Exercise aim
Copy out the following material line for line, without changing anything.

Records from a data source
/---

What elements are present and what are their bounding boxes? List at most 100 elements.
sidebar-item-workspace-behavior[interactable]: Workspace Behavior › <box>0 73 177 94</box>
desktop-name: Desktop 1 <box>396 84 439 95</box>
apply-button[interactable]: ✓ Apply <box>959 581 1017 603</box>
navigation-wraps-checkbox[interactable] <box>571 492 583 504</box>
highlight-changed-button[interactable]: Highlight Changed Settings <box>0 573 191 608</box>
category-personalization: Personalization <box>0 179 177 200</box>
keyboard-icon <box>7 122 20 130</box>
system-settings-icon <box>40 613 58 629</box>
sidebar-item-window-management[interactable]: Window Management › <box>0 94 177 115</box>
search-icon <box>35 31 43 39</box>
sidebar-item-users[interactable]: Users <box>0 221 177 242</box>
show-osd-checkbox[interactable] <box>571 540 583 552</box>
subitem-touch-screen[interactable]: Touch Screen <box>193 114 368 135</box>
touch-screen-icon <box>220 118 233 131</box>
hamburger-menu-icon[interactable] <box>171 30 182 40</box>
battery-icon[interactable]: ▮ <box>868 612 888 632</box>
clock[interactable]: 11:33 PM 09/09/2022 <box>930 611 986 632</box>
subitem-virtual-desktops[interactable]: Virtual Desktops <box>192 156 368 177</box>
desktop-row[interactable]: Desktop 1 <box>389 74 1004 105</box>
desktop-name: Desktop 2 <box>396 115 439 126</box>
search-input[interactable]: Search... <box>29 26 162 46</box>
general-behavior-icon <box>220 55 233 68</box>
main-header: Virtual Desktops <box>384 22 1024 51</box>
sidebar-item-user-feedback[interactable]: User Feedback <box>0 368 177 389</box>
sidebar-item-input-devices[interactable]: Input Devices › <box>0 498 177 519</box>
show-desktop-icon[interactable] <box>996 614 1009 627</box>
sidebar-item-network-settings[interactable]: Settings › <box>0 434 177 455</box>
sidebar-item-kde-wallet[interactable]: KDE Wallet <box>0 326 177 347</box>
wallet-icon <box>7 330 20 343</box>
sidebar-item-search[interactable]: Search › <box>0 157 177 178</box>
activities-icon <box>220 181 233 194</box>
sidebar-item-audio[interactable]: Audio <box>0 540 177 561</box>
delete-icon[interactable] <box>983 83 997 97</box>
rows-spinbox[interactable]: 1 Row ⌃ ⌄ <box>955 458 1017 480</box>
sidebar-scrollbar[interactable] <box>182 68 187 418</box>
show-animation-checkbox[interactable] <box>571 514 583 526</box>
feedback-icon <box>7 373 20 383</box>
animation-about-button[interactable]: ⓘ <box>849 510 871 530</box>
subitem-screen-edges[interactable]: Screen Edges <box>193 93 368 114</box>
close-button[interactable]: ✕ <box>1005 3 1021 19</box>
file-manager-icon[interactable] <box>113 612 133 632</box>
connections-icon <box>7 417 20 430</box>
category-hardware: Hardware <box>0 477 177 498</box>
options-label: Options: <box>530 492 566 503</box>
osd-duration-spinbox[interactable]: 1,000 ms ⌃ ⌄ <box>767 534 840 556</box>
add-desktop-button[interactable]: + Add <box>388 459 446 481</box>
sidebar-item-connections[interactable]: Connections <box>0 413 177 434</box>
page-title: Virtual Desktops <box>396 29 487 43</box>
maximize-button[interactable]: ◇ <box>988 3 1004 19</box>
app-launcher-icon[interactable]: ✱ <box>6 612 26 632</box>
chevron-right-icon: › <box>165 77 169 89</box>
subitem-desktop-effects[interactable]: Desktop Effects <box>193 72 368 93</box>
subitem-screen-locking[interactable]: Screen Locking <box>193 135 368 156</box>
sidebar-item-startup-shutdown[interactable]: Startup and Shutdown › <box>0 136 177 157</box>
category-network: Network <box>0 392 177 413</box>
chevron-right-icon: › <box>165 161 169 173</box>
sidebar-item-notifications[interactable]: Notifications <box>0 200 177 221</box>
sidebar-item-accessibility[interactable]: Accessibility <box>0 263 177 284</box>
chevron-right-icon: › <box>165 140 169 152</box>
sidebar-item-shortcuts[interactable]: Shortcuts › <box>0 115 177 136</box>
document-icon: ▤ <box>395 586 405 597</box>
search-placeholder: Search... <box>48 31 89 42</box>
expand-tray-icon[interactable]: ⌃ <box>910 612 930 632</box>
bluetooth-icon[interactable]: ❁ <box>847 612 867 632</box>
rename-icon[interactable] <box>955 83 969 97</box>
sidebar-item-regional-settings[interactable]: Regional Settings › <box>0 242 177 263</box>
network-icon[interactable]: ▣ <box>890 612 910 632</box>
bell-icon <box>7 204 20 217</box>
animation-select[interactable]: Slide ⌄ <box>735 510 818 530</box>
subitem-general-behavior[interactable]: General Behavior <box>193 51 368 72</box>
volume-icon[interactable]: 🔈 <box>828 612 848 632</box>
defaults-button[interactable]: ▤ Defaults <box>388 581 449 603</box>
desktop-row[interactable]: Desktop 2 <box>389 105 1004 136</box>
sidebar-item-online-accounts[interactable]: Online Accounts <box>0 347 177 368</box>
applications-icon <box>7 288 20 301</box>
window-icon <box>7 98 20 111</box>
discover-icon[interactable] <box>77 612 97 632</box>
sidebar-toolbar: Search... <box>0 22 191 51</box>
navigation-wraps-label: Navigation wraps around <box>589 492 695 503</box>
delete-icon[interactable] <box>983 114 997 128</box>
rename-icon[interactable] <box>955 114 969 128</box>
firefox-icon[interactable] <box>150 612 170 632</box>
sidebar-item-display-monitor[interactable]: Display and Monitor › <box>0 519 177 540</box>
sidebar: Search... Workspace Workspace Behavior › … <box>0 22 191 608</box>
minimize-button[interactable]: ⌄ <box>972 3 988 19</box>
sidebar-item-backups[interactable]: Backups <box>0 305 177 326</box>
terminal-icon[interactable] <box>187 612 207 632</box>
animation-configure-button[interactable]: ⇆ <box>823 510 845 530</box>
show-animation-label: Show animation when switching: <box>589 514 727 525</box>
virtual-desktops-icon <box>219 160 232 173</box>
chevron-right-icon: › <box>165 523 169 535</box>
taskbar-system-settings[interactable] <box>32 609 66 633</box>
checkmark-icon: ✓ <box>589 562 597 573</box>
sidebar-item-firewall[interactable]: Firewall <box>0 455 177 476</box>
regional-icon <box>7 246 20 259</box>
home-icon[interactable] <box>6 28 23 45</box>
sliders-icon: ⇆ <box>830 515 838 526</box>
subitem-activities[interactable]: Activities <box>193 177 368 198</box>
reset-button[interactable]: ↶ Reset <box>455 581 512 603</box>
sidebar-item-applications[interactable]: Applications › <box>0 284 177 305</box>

\---

Expected answer
What elements are present and what are their bounding boxes? List at most 100 elements.
sidebar-item-workspace-behavior[interactable]: Workspace Behavior › <box>0 73 177 94</box>
desktop-name: Desktop 1 <box>396 84 439 95</box>
apply-button[interactable]: ✓ Apply <box>959 581 1017 603</box>
navigation-wraps-checkbox[interactable] <box>571 492 583 504</box>
highlight-changed-button[interactable]: Highlight Changed Settings <box>0 573 191 608</box>
category-personalization: Personalization <box>0 179 177 200</box>
keyboard-icon <box>7 122 20 130</box>
system-settings-icon <box>40 613 58 629</box>
sidebar-item-window-management[interactable]: Window Management › <box>0 94 177 115</box>
search-icon <box>35 31 43 39</box>
sidebar-item-users[interactable]: Users <box>0 221 177 242</box>
show-osd-checkbox[interactable] <box>571 540 583 552</box>
subitem-touch-screen[interactable]: Touch Screen <box>193 114 368 135</box>
touch-screen-icon <box>220 118 233 131</box>
hamburger-menu-icon[interactable] <box>171 30 182 40</box>
battery-icon[interactable]: ▮ <box>868 612 888 632</box>
clock[interactable]: 11:33 PM 09/09/2022 <box>930 611 986 632</box>
subitem-virtual-desktops[interactable]: Virtual Desktops <box>192 156 368 177</box>
desktop-row[interactable]: Desktop 1 <box>389 74 1004 105</box>
desktop-name: Desktop 2 <box>396 115 439 126</box>
search-input[interactable]: Search... <box>29 26 162 46</box>
general-behavior-icon <box>220 55 233 68</box>
main-header: Virtual Desktops <box>384 22 1024 51</box>
sidebar-item-user-feedback[interactable]: User Feedback <box>0 368 177 389</box>
sidebar-item-input-devices[interactable]: Input Devices › <box>0 498 177 519</box>
show-desktop-icon[interactable] <box>996 614 1009 627</box>
sidebar-item-network-settings[interactable]: Settings › <box>0 434 177 455</box>
sidebar-item-kde-wallet[interactable]: KDE Wallet <box>0 326 177 347</box>
wallet-icon <box>7 330 20 343</box>
sidebar-item-search[interactable]: Search › <box>0 157 177 178</box>
activities-icon <box>220 181 233 194</box>
sidebar-item-audio[interactable]: Audio <box>0 540 177 561</box>
delete-icon[interactable] <box>983 83 997 97</box>
rows-spinbox[interactable]: 1 Row ⌃ ⌄ <box>955 458 1017 480</box>
sidebar-scrollbar[interactable] <box>182 68 187 418</box>
show-animation-checkbox[interactable] <box>571 514 583 526</box>
feedback-icon <box>7 373 20 383</box>
animation-about-button[interactable]: ⓘ <box>849 510 871 530</box>
subitem-screen-edges[interactable]: Screen Edges <box>193 93 368 114</box>
close-button[interactable]: ✕ <box>1005 3 1021 19</box>
file-manager-icon[interactable] <box>113 612 133 632</box>
connections-icon <box>7 417 20 430</box>
category-hardware: Hardware <box>0 477 177 498</box>
options-label: Options: <box>530 492 566 503</box>
osd-duration-spinbox[interactable]: 1,000 ms ⌃ ⌄ <box>767 534 840 556</box>
add-desktop-button[interactable]: + Add <box>388 459 446 481</box>
sidebar-item-connections[interactable]: Connections <box>0 413 177 434</box>
page-title: Virtual Desktops <box>396 29 487 43</box>
maximize-button[interactable]: ◇ <box>988 3 1004 19</box>
app-launcher-icon[interactable]: ✱ <box>6 612 26 632</box>
chevron-right-icon: › <box>165 77 169 89</box>
subitem-desktop-effects[interactable]: Desktop Effects <box>193 72 368 93</box>
subitem-screen-locking[interactable]: Screen Locking <box>193 135 368 156</box>
sidebar-item-startup-shutdown[interactable]: Startup and Shutdown › <box>0 136 177 157</box>
category-network: Network <box>0 392 177 413</box>
chevron-right-icon: › <box>165 161 169 173</box>
sidebar-item-notifications[interactable]: Notifications <box>0 200 177 221</box>
sidebar-item-accessibility[interactable]: Accessibility <box>0 263 177 284</box>
chevron-right-icon: › <box>165 140 169 152</box>
sidebar-item-shortcuts[interactable]: Shortcuts › <box>0 115 177 136</box>
document-icon: ▤ <box>395 586 405 597</box>
search-placeholder: Search... <box>48 31 89 42</box>
expand-tray-icon[interactable]: ⌃ <box>910 612 930 632</box>
bluetooth-icon[interactable]: ❁ <box>847 612 867 632</box>
rename-icon[interactable] <box>955 83 969 97</box>
sidebar-item-regional-settings[interactable]: Regional Settings › <box>0 242 177 263</box>
network-icon[interactable]: ▣ <box>890 612 910 632</box>
bell-icon <box>7 204 20 217</box>
animation-select[interactable]: Slide ⌄ <box>735 510 818 530</box>
subitem-general-behavior[interactable]: General Behavior <box>193 51 368 72</box>
volume-icon[interactable]: 🔈 <box>828 612 848 632</box>
defaults-button[interactable]: ▤ Defaults <box>388 581 449 603</box>
desktop-row[interactable]: Desktop 2 <box>389 105 1004 136</box>
sidebar-item-online-accounts[interactable]: Online Accounts <box>0 347 177 368</box>
applications-icon <box>7 288 20 301</box>
window-icon <box>7 98 20 111</box>
discover-icon[interactable] <box>77 612 97 632</box>
sidebar-toolbar: Search... <box>0 22 191 51</box>
navigation-wraps-label: Navigation wraps around <box>589 492 695 503</box>
delete-icon[interactable] <box>983 114 997 128</box>
rename-icon[interactable] <box>955 114 969 128</box>
firefox-icon[interactable] <box>150 612 170 632</box>
sidebar-item-display-monitor[interactable]: Display and Monitor › <box>0 519 177 540</box>
sidebar: Search... Workspace Workspace Behavior › … <box>0 22 191 608</box>
minimize-button[interactable]: ⌄ <box>972 3 988 19</box>
sidebar-item-backups[interactable]: Backups <box>0 305 177 326</box>
terminal-icon[interactable] <box>187 612 207 632</box>
animation-configure-button[interactable]: ⇆ <box>823 510 845 530</box>
show-animation-label: Show animation when switching: <box>589 514 727 525</box>
virtual-desktops-icon <box>219 160 232 173</box>
chevron-right-icon: › <box>165 523 169 535</box>
taskbar-system-settings[interactable] <box>32 609 66 633</box>
checkmark-icon: ✓ <box>589 562 597 573</box>
sidebar-item-firewall[interactable]: Firewall <box>0 455 177 476</box>
regional-icon <box>7 246 20 259</box>
home-icon[interactable] <box>6 28 23 45</box>
sliders-icon: ⇆ <box>830 515 838 526</box>
subitem-activities[interactable]: Activities <box>193 177 368 198</box>
reset-button[interactable]: ↶ Reset <box>455 581 512 603</box>
sidebar-item-applications[interactable]: Applications › <box>0 284 177 305</box>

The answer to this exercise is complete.